╭──

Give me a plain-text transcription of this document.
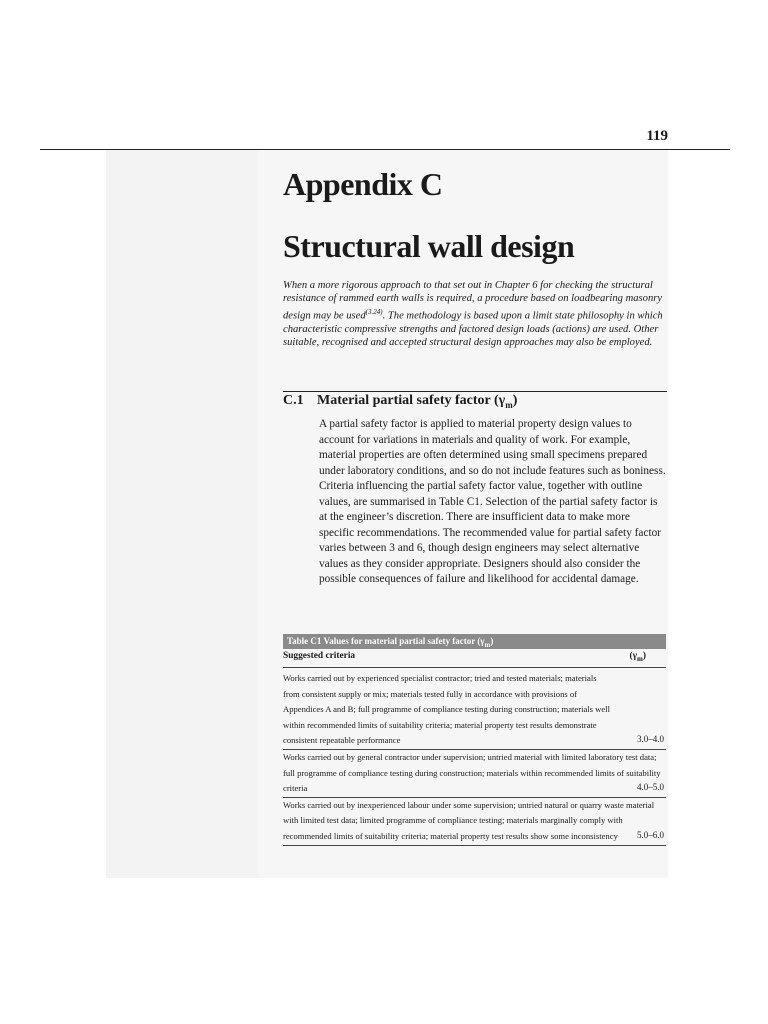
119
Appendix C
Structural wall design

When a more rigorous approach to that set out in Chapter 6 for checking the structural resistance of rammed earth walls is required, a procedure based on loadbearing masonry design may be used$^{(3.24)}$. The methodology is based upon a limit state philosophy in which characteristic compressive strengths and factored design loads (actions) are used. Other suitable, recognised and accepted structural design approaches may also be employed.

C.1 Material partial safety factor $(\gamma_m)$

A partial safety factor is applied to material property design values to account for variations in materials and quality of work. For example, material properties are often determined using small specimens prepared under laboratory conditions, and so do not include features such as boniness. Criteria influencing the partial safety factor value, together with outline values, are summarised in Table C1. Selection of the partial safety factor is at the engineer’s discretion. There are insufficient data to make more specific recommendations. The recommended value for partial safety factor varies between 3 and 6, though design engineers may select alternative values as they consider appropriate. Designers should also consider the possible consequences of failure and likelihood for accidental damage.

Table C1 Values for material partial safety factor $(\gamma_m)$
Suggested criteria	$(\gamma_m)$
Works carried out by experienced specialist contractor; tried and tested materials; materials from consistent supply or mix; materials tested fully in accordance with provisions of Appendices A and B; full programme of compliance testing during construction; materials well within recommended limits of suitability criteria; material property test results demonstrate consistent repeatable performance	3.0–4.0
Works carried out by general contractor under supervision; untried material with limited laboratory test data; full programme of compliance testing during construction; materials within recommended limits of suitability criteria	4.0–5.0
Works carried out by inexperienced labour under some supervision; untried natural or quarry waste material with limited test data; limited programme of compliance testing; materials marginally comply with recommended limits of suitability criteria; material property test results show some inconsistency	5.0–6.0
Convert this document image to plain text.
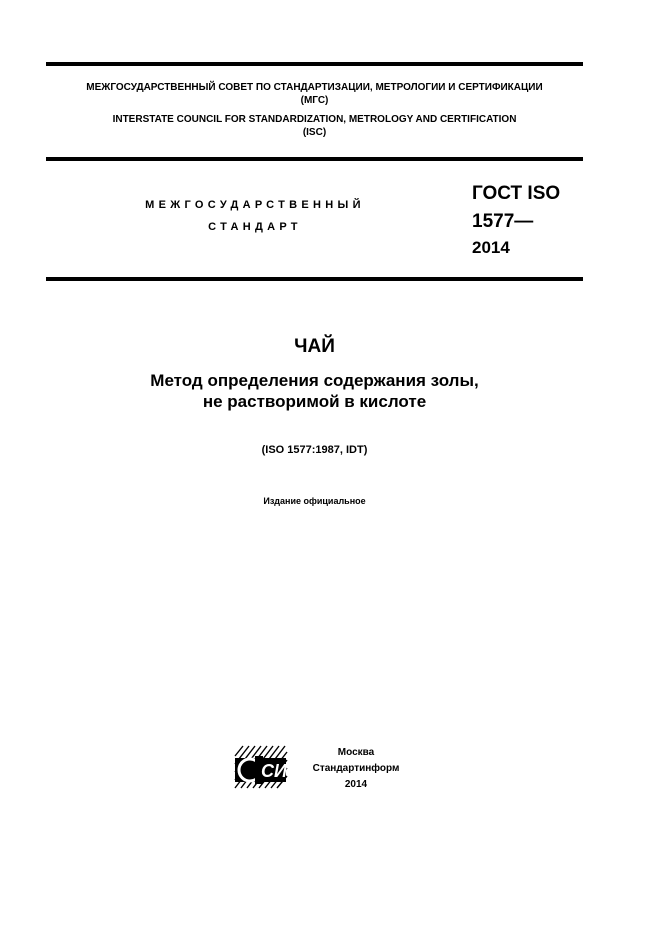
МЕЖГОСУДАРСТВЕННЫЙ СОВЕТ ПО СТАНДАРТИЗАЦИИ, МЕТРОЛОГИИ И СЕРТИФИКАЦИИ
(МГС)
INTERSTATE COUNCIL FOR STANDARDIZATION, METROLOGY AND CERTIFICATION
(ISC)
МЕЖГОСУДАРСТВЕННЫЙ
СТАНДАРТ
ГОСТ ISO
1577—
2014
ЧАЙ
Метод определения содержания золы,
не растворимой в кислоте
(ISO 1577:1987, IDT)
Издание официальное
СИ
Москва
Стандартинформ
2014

╰──
╭──

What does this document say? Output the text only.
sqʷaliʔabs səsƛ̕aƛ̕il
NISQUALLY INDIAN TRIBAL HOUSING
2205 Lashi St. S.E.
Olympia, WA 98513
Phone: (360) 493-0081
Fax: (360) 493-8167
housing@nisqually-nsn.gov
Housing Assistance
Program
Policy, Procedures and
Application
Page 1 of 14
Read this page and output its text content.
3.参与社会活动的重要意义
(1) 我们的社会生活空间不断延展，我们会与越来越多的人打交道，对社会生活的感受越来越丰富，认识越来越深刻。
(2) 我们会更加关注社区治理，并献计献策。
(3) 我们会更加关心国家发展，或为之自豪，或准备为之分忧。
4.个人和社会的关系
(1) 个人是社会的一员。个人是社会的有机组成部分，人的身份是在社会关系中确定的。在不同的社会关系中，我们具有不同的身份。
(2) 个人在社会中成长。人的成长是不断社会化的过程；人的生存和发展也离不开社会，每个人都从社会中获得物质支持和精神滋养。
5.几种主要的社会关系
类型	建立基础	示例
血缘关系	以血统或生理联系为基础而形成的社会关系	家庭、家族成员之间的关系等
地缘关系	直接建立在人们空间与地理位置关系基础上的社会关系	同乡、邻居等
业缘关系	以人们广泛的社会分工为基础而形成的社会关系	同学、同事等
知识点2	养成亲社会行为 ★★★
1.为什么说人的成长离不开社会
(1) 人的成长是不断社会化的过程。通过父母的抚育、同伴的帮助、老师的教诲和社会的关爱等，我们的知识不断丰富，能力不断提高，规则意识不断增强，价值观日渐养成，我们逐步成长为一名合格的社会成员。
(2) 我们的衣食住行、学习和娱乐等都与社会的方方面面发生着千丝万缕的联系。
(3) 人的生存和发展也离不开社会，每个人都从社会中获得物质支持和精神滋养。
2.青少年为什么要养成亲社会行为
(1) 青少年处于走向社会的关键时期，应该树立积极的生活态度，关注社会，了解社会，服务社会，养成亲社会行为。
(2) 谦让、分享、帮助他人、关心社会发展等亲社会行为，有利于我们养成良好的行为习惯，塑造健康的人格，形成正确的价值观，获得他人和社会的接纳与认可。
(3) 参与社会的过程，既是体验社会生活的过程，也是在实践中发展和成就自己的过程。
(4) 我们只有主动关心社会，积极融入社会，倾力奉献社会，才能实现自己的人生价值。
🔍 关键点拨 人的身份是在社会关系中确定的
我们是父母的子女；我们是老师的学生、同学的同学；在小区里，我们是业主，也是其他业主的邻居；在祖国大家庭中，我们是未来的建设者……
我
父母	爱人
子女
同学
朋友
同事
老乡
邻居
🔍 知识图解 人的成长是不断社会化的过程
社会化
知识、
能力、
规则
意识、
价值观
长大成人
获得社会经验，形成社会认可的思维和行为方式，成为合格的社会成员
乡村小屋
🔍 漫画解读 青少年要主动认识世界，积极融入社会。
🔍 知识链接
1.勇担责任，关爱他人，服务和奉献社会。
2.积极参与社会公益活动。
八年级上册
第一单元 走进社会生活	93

╰──
╭──

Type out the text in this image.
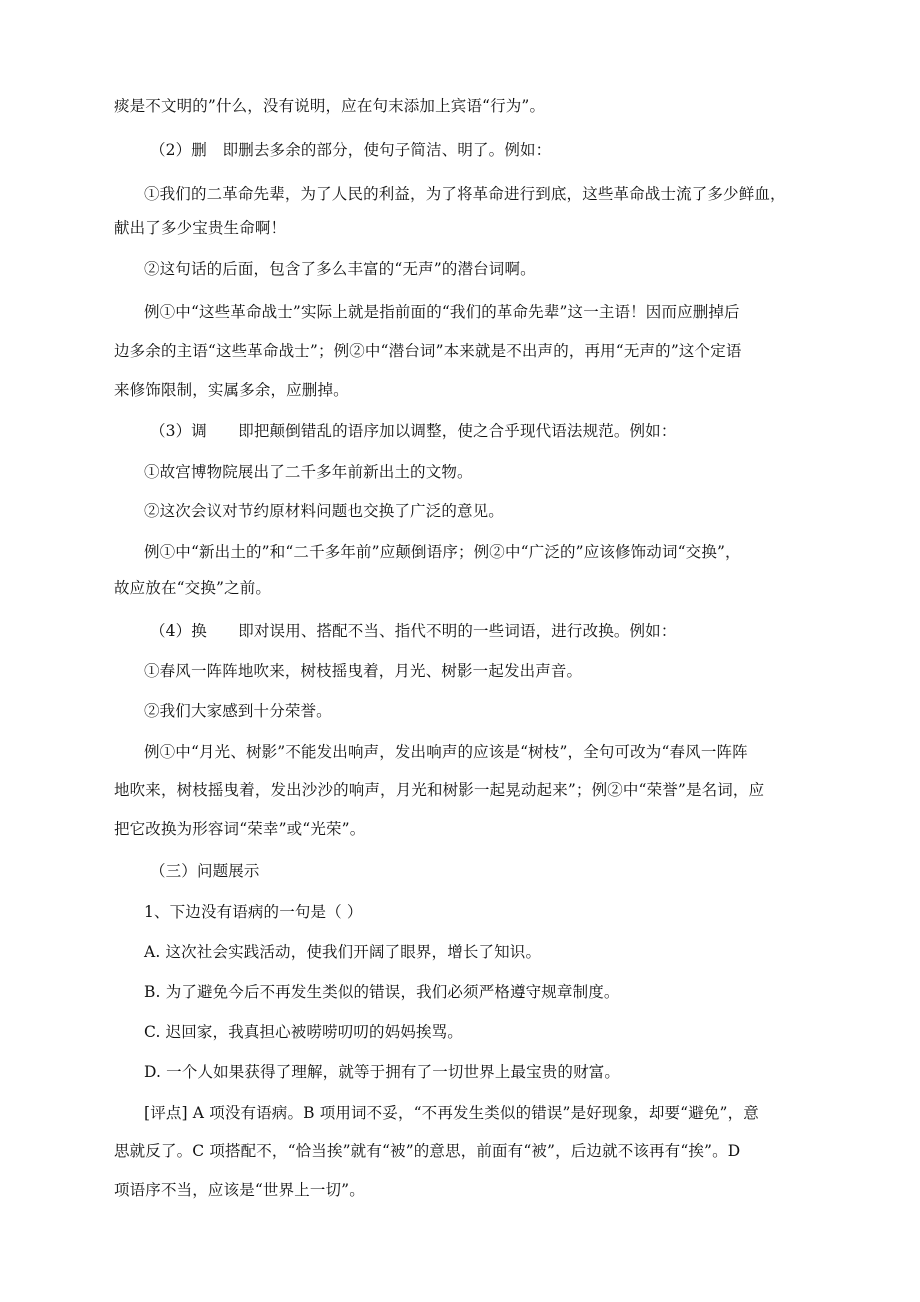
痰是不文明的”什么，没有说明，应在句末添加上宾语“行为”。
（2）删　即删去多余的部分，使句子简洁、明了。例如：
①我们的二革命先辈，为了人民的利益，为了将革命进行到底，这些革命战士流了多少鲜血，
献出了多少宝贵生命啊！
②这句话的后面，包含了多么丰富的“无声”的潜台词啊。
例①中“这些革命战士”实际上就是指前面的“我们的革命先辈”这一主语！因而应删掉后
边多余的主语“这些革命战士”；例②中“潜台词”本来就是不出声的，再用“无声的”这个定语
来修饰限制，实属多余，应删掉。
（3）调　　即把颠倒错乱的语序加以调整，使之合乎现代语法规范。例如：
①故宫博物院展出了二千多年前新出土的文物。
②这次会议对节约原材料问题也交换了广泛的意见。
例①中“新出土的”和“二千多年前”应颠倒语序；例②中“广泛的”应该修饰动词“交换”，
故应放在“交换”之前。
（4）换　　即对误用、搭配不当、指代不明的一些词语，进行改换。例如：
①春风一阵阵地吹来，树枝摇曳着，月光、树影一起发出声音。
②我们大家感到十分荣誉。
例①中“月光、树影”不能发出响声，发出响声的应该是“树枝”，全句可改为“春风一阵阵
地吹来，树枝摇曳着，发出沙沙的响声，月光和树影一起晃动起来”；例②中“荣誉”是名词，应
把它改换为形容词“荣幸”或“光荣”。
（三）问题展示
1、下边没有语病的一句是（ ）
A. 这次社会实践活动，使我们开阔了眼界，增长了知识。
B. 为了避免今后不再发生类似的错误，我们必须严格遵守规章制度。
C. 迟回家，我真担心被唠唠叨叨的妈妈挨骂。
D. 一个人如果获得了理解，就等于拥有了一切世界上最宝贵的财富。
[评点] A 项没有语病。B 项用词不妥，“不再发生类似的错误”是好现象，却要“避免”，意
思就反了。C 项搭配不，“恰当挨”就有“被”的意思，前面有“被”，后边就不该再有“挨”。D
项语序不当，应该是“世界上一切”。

╰──

Exercise description
Scan the listing above and identify each line holding the string "人的生存和发展也离不开社会"; copy every such line.

Answer to this task
(2) 个人在社会中成长。人的成长是不断社会化的过程；人的生存和发展也离不开社会，每个人都从社会中获得物质支持和精神滋养。
(3) 人的生存和发展也离不开社会，每个人都从社会中获得物质支持和精神滋养。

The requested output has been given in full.